** Data shown **
%%

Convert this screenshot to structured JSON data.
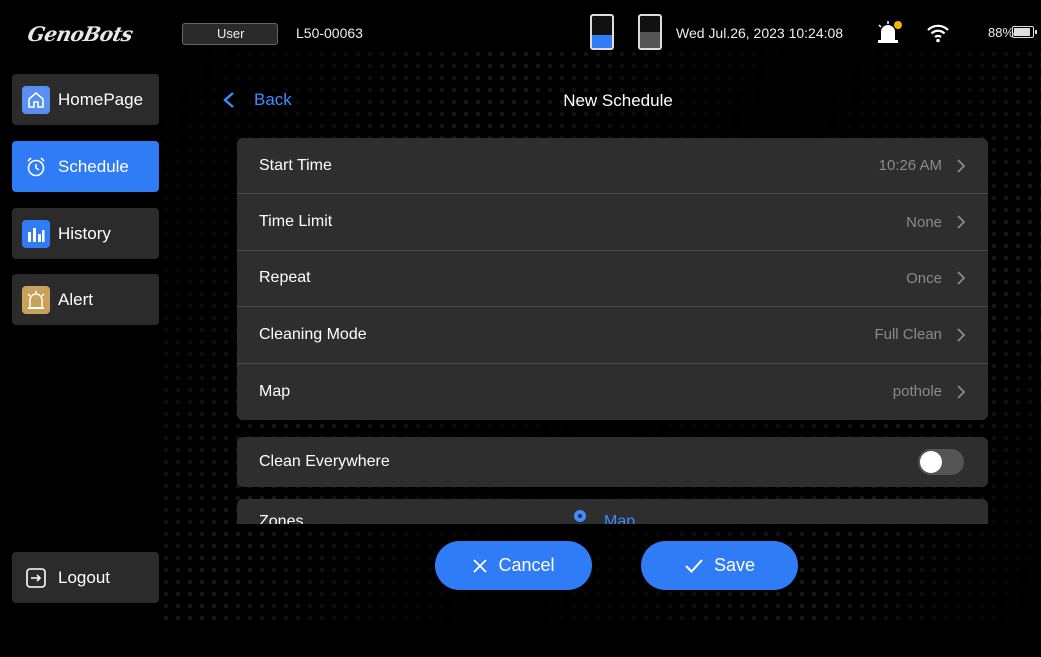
{
  "app": {
    "brand": "GenoBots"
  },
  "statusbar": {
    "user_label": "User",
    "robot_id": "L50-00063",
    "datetime": "Wed Jul.26, 2023 10:24:08",
    "battery_pct": "88%",
    "battery_level": 0.88,
    "tank_left_level": 0.4,
    "tank_right_level": 0.5,
    "tank_left_color": "#2f7cf6",
    "tank_right_color": "#555555",
    "alert_badge_color": "#f5b400"
  },
  "sidebar": {
    "items": [
      {
        "label": "HomePage",
        "icon": "home-icon",
        "active": false,
        "color": "#5a8ff2"
      },
      {
        "label": "Schedule",
        "icon": "alarm-clock-icon",
        "active": true,
        "color": "#2f7cf6"
      },
      {
        "label": "History",
        "icon": "bar-chart-icon",
        "active": false,
        "color": "#2f7cf6"
      },
      {
        "label": "Alert",
        "icon": "alarm-light-icon",
        "active": false,
        "color": "#c9a15a"
      }
    ],
    "logout_label": "Logout"
  },
  "header": {
    "back_label": "Back",
    "title": "New Schedule"
  },
  "settings": [
    {
      "label": "Start Time",
      "value": "10:26 AM"
    },
    {
      "label": "Time Limit",
      "value": "None"
    },
    {
      "label": "Repeat",
      "value": "Once"
    },
    {
      "label": "Cleaning Mode",
      "value": "Full Clean"
    },
    {
      "label": "Map",
      "value": "pothole"
    }
  ],
  "clean_everywhere": {
    "label": "Clean Everywhere",
    "enabled": false
  },
  "zones": {
    "label": "Zones",
    "option": "Map"
  },
  "actions": {
    "cancel_label": "Cancel",
    "save_label": "Save"
  },
  "colors": {
    "accent": "#2f7cf6",
    "link": "#3d8bff",
    "card": "#2e2e2e"
  }
}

%%

** Job **
Filter for "value". Return all lines that hold it.

** Output for this task **
      "value": "10:26 AM"
      "value": "None"
      "value": "Once"
      "value": "Full Clean"
      "value": "pothole"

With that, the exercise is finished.